- [THE DATA]:
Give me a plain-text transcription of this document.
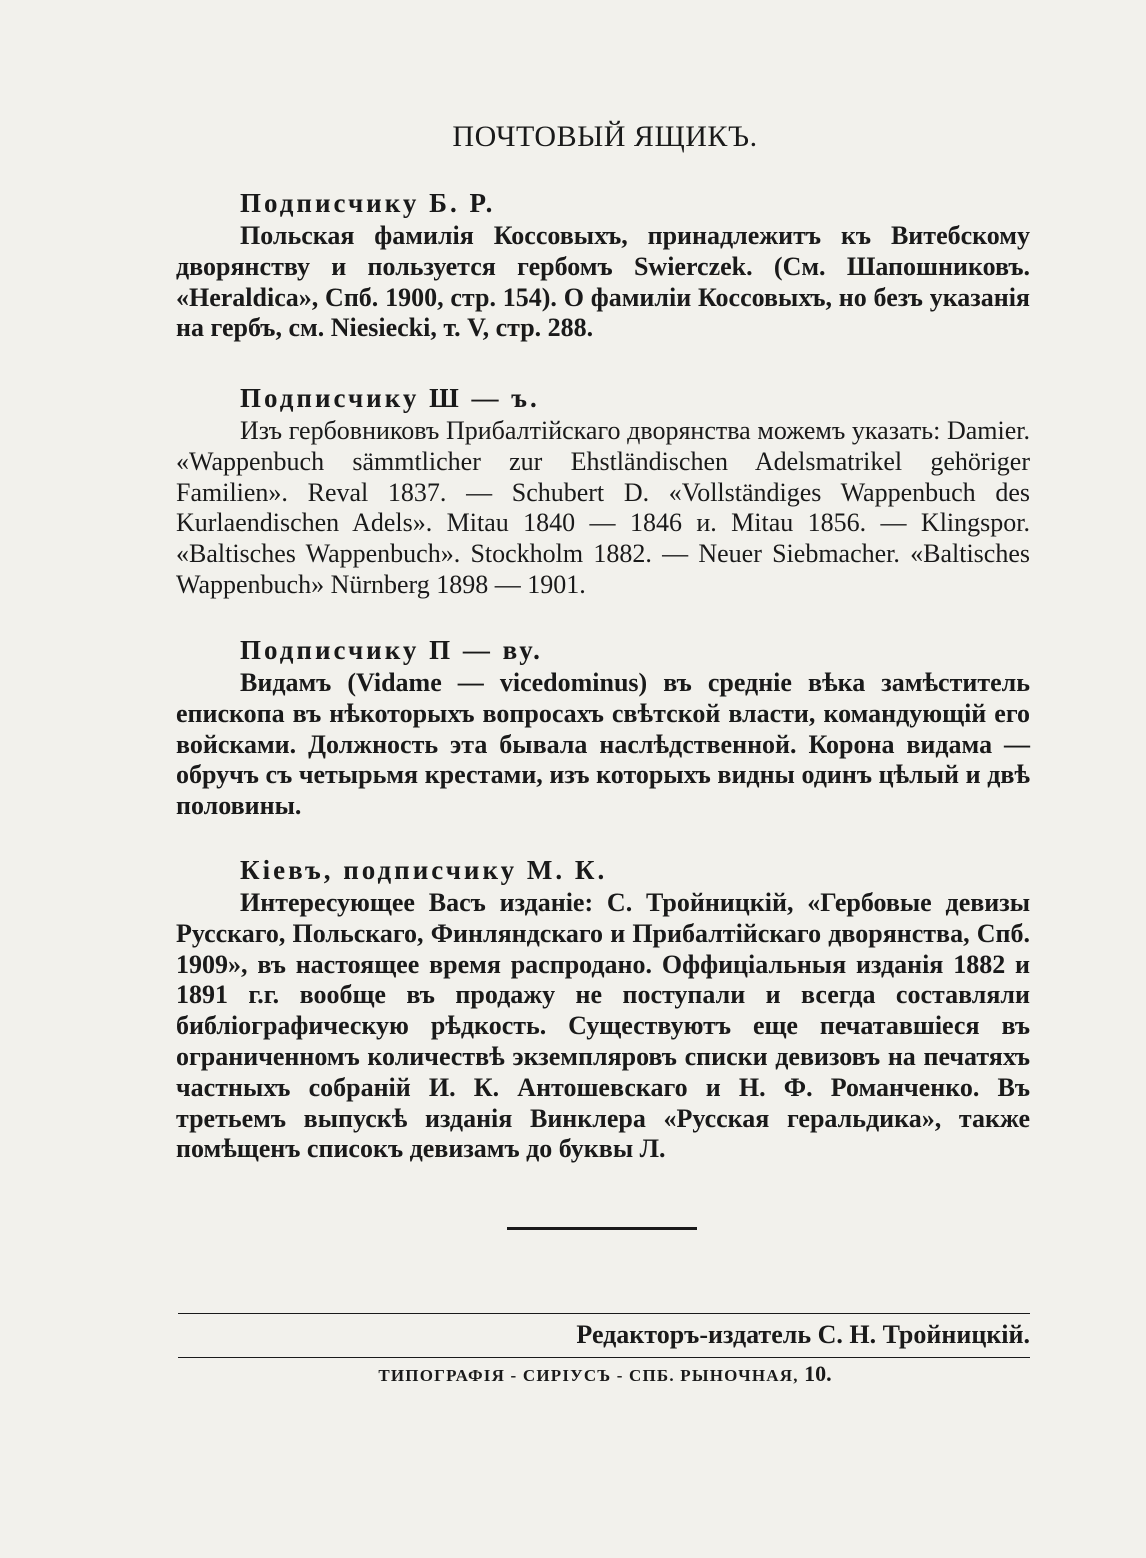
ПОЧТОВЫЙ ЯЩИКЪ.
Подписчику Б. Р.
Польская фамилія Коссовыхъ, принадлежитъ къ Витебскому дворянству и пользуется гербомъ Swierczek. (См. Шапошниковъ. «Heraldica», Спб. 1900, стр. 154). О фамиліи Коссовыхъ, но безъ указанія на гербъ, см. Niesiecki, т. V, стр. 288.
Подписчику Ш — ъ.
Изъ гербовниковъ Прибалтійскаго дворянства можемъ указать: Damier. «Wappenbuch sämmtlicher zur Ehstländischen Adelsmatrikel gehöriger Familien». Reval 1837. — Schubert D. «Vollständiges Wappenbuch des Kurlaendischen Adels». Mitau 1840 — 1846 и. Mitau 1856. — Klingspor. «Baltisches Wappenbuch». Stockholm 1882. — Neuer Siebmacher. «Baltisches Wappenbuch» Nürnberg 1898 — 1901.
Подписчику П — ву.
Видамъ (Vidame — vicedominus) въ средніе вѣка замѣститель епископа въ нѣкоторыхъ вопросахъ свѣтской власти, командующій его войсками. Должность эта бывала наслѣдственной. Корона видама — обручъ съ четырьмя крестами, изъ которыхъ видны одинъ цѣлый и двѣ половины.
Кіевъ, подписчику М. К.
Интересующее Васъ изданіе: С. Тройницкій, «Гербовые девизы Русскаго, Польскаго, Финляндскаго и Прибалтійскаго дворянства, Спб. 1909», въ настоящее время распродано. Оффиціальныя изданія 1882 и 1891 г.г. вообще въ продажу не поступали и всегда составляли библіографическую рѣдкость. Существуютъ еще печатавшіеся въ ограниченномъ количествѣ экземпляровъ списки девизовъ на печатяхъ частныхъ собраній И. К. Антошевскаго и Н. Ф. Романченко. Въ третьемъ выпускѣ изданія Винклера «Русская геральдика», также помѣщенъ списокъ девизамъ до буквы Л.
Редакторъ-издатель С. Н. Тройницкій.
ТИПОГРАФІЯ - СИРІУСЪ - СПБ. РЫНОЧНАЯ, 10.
...
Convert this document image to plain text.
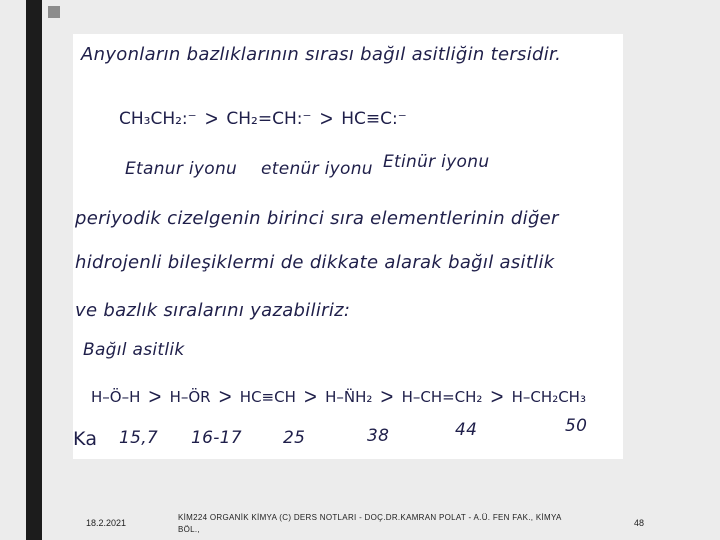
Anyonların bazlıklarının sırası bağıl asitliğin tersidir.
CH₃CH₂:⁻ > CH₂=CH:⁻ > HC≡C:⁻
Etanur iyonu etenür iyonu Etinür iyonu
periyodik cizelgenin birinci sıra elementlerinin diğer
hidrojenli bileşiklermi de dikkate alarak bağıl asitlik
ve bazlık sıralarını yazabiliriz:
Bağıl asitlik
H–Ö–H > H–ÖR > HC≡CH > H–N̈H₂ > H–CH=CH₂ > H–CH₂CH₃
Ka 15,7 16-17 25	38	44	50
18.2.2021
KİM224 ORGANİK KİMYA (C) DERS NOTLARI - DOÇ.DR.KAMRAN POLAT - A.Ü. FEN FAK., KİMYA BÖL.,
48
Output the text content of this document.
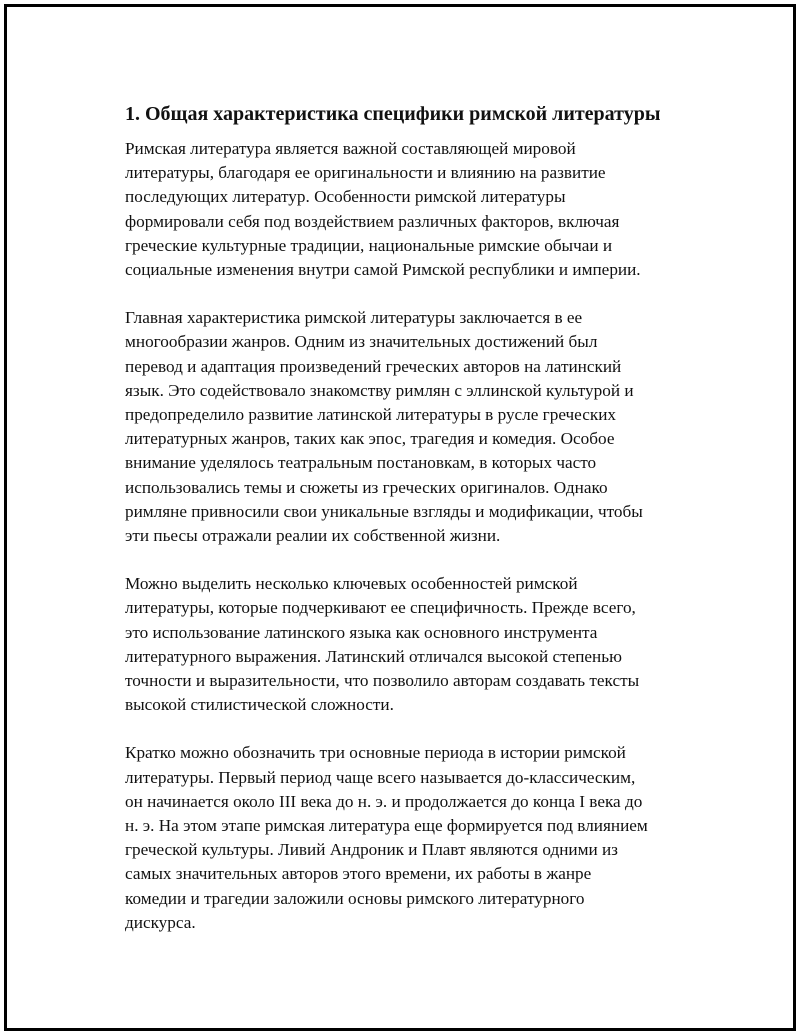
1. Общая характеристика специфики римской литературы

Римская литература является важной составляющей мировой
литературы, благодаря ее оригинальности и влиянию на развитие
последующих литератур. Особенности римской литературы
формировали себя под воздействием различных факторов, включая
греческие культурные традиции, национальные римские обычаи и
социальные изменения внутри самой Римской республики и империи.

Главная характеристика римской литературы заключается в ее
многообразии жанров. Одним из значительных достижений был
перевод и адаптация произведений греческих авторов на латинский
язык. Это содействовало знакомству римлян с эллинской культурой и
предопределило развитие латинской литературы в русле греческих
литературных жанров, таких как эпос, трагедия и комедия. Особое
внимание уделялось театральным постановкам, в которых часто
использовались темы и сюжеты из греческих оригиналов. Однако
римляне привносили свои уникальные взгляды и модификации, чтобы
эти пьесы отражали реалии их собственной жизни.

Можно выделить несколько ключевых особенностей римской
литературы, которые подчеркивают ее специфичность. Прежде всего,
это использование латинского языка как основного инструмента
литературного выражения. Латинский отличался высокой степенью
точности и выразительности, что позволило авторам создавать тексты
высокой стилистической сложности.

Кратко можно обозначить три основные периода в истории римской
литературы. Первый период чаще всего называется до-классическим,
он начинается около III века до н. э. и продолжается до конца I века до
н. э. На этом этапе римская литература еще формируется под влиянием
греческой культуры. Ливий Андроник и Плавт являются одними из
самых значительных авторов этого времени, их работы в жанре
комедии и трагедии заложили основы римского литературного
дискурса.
* * *
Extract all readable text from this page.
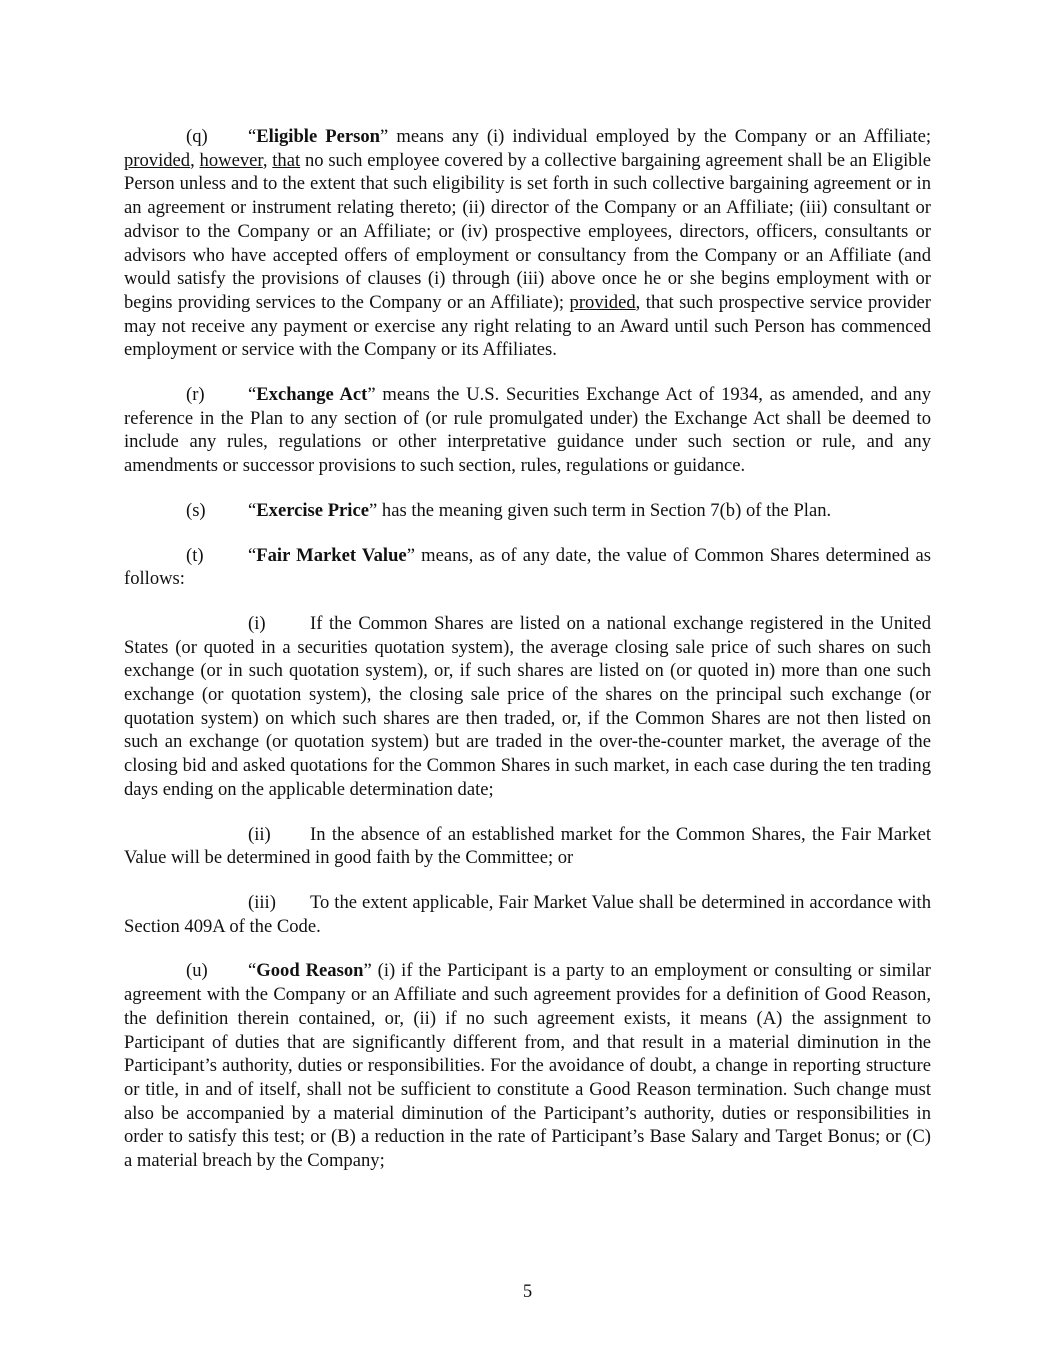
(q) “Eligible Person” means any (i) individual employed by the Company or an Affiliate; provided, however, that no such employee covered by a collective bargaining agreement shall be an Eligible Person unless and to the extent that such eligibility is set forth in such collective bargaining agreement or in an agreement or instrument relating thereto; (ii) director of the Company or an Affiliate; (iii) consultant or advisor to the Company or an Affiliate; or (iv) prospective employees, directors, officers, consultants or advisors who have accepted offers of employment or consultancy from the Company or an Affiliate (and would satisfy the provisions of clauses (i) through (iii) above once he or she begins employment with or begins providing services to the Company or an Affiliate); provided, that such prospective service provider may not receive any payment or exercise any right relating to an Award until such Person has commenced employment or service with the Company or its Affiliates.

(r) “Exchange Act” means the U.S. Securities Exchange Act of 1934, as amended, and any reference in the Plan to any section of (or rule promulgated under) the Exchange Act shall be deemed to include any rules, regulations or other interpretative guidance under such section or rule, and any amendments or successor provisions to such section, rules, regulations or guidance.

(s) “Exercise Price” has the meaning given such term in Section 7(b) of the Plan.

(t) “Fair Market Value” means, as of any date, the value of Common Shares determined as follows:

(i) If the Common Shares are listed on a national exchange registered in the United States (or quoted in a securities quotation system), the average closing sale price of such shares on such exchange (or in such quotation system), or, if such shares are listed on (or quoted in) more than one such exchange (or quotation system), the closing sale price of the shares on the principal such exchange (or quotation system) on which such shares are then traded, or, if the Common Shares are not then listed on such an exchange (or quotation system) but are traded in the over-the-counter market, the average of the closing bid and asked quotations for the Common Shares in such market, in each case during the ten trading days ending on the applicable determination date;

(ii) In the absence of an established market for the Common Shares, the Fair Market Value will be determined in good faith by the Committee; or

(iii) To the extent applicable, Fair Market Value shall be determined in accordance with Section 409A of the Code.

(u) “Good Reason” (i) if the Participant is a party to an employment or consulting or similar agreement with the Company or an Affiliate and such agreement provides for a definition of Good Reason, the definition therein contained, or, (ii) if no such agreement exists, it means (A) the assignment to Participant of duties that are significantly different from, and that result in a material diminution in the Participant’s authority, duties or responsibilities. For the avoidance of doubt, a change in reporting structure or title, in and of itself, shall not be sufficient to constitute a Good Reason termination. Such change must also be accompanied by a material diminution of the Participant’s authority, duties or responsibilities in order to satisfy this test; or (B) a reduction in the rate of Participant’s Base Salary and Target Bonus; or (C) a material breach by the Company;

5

- [TASK TO COMPLETE]: Show each line of the listing that holds the string "Plan".

- [EXERCISE RESULT]:
(r) “Exchange Act” means the U.S. Securities Exchange Act of 1934, as amended, and any reference in the Plan to any section of (or rule promulgated under) the Exchange Act shall be deemed to include any rules, regulations or other interpretative guidance under such section or rule, and any amendments or successor provisions to such section, rules, regulations or guidance.
(s) “Exercise Price” has the meaning given such term in Section 7(b) of the Plan.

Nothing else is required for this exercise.